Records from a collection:
_ _ _ _

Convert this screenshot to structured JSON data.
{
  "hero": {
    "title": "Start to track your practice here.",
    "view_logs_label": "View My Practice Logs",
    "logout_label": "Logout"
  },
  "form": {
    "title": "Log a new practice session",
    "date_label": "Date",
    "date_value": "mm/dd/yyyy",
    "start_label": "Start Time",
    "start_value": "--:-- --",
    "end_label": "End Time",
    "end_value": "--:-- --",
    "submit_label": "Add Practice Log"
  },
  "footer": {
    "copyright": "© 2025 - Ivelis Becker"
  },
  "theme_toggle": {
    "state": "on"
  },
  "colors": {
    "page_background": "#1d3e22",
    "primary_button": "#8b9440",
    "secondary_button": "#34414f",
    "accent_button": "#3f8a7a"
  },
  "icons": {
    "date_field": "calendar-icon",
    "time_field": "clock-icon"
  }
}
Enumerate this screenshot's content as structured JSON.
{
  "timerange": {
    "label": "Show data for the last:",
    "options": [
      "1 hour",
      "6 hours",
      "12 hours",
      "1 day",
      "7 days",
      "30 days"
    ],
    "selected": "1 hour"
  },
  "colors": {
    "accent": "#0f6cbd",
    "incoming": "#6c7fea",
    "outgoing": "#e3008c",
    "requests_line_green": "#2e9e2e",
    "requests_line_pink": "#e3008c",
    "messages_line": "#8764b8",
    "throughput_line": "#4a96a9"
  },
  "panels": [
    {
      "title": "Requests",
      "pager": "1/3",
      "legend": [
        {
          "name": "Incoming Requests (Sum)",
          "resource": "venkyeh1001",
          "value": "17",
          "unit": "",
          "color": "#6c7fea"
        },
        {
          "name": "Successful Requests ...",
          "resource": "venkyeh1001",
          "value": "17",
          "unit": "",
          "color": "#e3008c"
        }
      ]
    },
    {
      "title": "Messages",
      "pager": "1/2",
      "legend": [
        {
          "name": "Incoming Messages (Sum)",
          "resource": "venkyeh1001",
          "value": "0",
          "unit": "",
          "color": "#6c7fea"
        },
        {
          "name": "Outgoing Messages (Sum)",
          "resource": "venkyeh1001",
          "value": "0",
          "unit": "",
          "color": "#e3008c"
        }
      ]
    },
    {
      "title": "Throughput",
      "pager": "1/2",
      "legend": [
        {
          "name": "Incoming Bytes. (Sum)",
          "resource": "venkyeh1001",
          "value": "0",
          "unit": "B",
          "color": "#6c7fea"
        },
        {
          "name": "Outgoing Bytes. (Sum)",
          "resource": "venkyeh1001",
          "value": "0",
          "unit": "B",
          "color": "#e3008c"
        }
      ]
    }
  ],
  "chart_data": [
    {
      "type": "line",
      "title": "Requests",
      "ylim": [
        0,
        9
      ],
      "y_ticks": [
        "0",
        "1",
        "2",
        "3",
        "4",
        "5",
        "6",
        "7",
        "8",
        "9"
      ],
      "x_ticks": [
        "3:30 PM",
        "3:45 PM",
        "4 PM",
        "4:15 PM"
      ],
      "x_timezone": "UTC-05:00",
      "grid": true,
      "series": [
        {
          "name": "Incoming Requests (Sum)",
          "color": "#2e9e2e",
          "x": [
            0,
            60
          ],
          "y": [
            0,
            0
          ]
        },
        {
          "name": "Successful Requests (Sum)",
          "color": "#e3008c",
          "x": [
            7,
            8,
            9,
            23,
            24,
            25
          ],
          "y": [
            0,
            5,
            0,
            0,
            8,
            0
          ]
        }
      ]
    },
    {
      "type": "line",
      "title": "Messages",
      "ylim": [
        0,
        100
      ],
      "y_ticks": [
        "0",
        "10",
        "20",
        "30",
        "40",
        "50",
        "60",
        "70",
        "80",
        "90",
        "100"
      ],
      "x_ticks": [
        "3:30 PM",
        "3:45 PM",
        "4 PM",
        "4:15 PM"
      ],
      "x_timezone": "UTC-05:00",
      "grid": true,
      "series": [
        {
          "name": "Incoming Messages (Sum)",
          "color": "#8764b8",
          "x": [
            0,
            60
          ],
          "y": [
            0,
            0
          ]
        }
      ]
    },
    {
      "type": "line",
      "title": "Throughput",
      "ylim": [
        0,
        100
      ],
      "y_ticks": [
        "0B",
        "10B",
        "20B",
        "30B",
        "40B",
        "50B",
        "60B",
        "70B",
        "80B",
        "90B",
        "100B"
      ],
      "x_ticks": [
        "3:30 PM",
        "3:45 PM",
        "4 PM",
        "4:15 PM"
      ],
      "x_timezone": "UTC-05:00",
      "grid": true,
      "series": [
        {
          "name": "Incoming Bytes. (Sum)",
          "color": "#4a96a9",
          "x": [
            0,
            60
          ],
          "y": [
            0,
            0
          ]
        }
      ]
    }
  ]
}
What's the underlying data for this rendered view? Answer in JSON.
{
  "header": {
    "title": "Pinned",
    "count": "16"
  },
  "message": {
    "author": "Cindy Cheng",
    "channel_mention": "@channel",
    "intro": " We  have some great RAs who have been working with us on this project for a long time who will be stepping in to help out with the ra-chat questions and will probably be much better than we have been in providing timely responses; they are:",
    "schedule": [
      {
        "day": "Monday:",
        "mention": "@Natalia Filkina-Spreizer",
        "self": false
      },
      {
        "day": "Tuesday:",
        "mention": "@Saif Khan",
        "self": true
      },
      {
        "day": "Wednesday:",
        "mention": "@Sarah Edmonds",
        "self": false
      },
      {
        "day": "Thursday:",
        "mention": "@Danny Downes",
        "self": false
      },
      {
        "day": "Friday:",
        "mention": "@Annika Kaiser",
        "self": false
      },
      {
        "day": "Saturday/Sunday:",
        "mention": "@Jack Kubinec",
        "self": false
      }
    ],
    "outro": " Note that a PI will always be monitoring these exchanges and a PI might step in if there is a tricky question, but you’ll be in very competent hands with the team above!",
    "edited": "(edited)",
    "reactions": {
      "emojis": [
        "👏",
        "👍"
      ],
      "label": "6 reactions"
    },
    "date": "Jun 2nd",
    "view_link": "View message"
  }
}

_ _ _ _

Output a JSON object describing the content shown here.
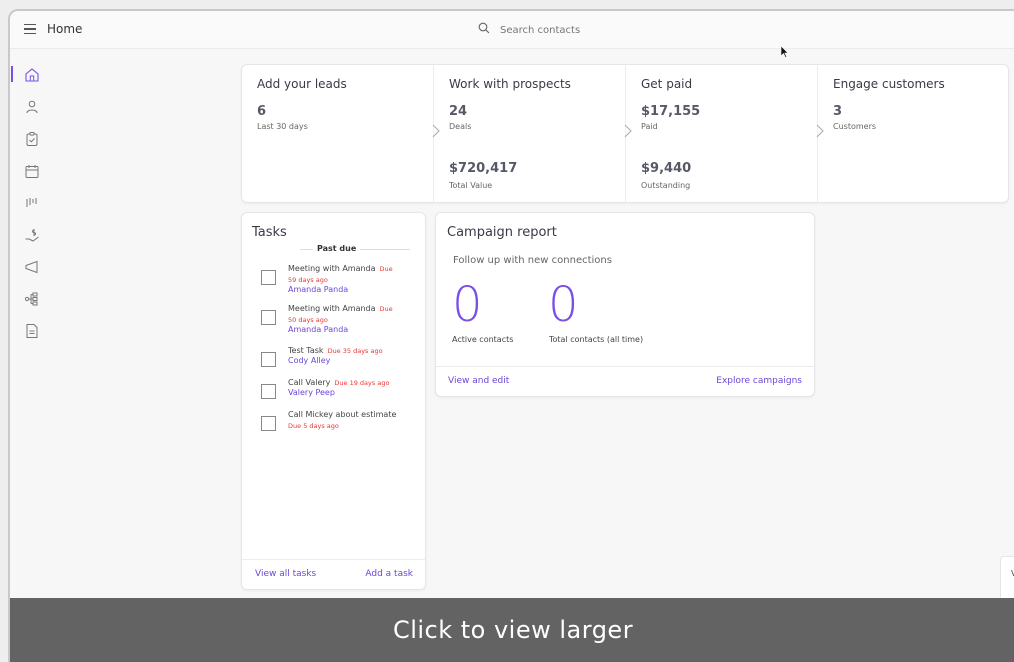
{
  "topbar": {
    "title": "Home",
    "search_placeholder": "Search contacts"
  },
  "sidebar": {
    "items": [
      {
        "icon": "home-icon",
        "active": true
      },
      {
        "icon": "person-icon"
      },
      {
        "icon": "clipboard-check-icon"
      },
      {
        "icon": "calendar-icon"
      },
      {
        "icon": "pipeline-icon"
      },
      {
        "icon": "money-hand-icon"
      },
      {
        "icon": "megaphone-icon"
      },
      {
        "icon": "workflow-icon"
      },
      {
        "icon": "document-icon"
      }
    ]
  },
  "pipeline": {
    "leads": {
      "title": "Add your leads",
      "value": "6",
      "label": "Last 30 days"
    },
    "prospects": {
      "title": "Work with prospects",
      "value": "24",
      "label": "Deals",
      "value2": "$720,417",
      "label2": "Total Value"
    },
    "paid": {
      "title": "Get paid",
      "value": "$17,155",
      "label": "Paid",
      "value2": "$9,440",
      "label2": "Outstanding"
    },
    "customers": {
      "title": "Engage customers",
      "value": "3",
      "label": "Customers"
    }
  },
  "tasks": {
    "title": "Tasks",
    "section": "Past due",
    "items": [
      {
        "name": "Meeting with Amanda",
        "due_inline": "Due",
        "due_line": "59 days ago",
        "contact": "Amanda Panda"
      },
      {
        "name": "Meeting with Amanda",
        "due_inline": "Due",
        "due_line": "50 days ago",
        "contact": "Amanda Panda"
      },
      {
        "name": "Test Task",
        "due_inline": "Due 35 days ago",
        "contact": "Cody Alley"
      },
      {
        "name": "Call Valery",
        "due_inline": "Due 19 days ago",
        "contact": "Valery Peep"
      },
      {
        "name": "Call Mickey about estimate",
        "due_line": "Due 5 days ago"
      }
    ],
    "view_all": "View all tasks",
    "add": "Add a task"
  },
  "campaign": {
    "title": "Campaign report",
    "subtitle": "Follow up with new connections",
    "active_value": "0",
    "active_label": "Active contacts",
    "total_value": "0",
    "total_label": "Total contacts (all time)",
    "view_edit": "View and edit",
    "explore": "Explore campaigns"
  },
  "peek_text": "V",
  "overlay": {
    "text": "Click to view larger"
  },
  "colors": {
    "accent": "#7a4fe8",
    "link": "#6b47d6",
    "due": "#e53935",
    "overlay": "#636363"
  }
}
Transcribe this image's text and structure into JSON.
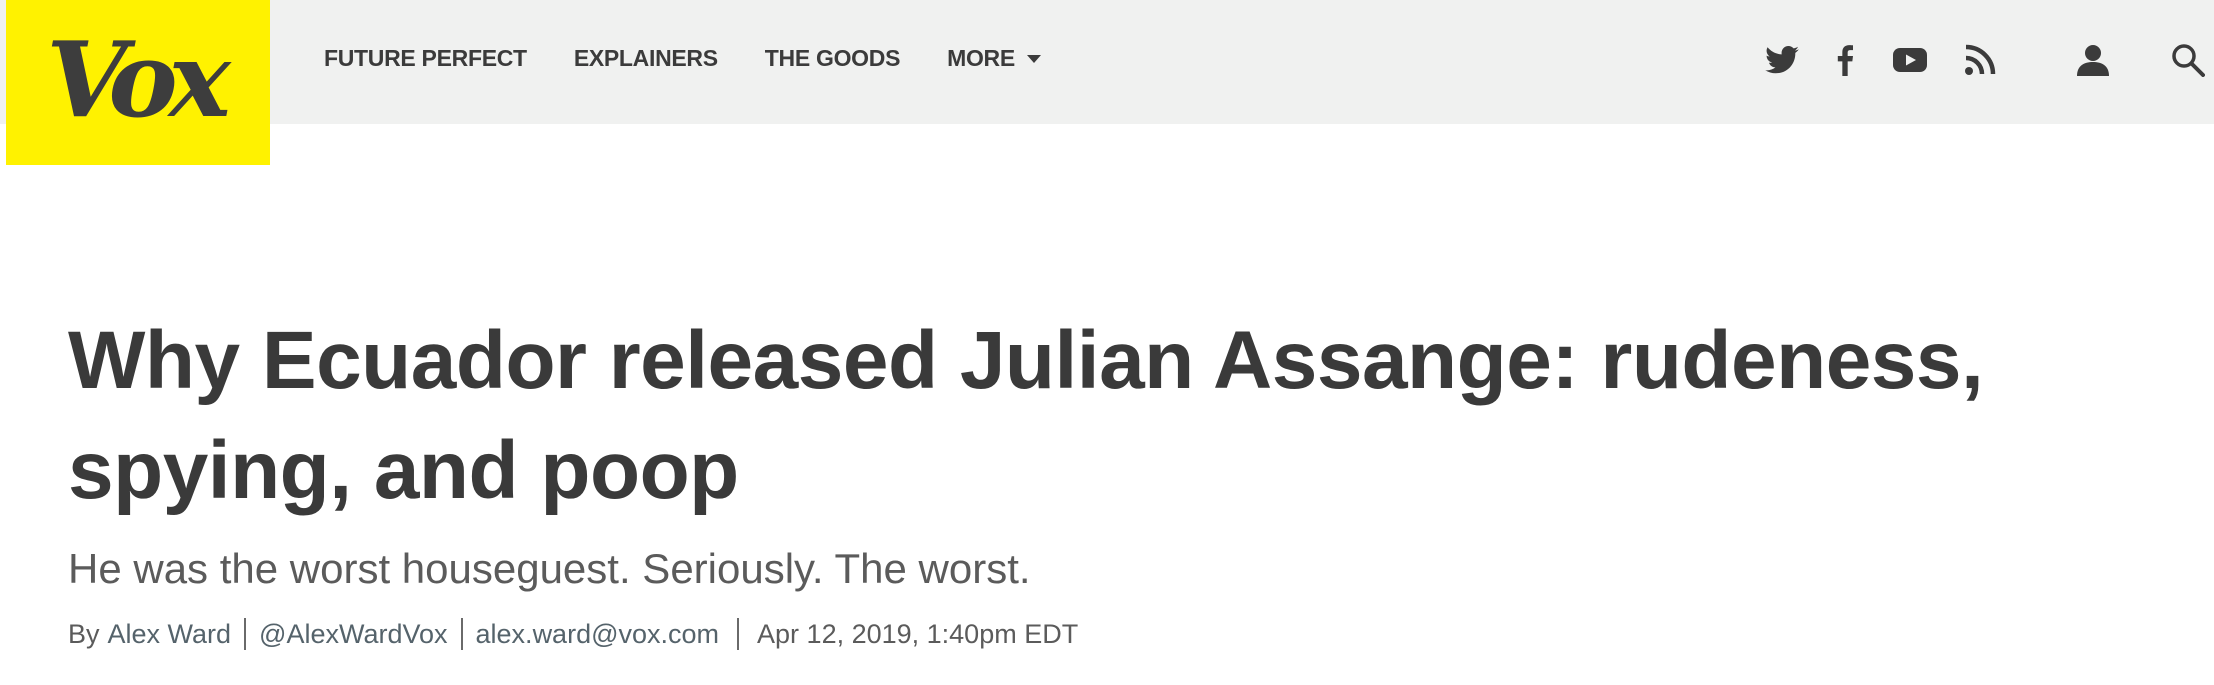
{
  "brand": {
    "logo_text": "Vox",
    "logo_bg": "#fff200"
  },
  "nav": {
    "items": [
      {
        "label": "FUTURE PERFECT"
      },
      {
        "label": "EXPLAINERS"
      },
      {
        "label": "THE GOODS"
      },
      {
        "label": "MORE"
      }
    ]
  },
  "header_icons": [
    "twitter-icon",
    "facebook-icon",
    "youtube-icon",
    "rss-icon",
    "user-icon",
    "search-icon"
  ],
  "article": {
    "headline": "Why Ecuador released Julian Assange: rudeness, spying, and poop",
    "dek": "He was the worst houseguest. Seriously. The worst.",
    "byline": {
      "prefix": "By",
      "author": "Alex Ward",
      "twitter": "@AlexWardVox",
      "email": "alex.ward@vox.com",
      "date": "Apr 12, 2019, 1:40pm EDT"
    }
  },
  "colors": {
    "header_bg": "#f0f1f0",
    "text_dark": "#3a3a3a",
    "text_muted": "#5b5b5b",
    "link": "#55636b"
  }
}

_ _ _ _

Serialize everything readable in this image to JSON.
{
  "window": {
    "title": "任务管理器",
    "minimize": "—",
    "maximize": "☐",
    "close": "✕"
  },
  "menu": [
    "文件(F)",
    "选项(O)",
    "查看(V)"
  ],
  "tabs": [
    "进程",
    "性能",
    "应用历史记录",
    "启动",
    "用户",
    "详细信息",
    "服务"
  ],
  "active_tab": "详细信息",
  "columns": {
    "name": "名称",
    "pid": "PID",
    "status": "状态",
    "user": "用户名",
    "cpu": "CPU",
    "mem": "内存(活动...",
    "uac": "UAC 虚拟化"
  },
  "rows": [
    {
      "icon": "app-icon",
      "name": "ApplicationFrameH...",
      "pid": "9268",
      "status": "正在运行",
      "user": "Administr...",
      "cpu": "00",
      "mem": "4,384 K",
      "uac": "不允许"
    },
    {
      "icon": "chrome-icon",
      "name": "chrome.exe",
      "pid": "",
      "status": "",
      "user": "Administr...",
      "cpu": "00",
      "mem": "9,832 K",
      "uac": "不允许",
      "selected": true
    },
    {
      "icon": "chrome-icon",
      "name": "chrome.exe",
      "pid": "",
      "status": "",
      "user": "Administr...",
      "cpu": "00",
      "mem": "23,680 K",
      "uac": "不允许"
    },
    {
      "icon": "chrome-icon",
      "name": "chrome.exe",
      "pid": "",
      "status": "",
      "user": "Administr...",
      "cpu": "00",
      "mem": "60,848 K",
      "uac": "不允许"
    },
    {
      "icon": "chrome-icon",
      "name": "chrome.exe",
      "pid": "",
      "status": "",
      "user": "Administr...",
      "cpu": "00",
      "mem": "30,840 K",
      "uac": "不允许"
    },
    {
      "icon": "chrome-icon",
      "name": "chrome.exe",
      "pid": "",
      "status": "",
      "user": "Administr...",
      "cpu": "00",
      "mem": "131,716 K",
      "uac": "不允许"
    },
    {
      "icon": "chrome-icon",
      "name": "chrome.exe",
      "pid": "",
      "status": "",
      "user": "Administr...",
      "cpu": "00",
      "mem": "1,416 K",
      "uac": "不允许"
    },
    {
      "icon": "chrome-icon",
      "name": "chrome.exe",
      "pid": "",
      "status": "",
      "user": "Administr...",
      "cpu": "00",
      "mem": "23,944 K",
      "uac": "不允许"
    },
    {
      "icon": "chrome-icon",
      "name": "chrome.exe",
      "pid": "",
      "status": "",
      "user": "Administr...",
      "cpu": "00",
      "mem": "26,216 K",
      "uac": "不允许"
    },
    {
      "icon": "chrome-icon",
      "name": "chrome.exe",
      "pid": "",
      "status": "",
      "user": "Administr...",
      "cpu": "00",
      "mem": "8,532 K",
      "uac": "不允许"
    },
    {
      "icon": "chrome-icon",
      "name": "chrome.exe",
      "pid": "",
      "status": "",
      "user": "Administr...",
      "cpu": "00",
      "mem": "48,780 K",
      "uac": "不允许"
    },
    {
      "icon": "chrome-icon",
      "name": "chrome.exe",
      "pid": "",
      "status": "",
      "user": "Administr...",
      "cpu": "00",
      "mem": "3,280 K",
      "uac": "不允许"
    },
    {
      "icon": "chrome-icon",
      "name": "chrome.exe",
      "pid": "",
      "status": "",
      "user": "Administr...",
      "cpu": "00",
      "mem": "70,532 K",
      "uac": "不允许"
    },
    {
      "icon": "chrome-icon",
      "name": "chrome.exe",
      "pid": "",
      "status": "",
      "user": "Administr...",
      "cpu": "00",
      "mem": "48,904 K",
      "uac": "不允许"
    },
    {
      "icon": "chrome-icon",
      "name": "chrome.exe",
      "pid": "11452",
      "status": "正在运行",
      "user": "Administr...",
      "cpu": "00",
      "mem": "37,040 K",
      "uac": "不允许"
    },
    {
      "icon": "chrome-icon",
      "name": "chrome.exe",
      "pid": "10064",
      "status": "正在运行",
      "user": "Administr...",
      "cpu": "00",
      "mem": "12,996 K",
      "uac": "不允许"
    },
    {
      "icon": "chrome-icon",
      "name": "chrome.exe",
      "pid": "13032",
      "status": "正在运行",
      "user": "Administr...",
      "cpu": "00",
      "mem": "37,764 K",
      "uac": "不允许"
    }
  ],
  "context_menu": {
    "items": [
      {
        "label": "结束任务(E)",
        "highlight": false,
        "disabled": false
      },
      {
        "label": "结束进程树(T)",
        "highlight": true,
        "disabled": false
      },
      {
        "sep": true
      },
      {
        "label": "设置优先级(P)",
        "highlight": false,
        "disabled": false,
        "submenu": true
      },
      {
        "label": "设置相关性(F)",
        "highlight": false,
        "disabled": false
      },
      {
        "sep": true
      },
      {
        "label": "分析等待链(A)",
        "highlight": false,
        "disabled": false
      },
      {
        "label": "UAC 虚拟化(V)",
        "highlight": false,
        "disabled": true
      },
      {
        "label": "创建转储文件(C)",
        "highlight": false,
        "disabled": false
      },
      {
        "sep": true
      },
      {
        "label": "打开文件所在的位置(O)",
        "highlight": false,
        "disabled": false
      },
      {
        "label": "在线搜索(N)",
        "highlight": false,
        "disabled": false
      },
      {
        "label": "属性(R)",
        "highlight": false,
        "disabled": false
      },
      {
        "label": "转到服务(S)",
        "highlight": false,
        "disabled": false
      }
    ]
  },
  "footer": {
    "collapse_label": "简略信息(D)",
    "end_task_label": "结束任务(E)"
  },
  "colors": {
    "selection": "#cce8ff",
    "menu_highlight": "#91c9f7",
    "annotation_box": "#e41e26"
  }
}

_ _ _ _

Search the listing for the string "Call". Copy each line where it turns up.

OUTPUT FOR THIS EXERCISE:
        "name": "Call Valery",
        "name": "Call Mickey about estimate",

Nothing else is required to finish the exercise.